───── Data supplied ─────

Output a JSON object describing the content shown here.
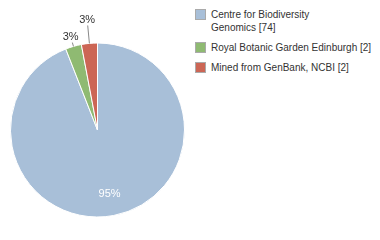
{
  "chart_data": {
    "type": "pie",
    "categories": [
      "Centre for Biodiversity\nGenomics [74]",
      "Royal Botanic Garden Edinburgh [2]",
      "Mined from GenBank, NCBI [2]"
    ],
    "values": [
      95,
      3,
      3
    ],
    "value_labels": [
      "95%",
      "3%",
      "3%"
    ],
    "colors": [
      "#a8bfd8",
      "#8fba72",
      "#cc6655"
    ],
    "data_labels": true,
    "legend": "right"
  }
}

─────

▶ **Exercise goal**: Each line above is to be transcribed exactly, though its pictures are not.

▶ **Output for this task**:
Output a JSON object describing the content shown here.
{
  "chart_data": {
    "type": "pie",
    "categories": [
      "Centre for Biodiversity\nGenomics [74]",
      "Royal Botanic Garden Edinburgh [2]",
      "Mined from GenBank, NCBI [2]"
    ],
    "values": [
      95,
      3,
      3
    ],
    "value_labels": [
      "95%",
      "3%",
      "3%"
    ],
    "colors": [
      "#a8bfd8",
      "#8fba72",
      "#cc6655"
    ],
    "data_labels": true,
    "legend": "right"
  }
}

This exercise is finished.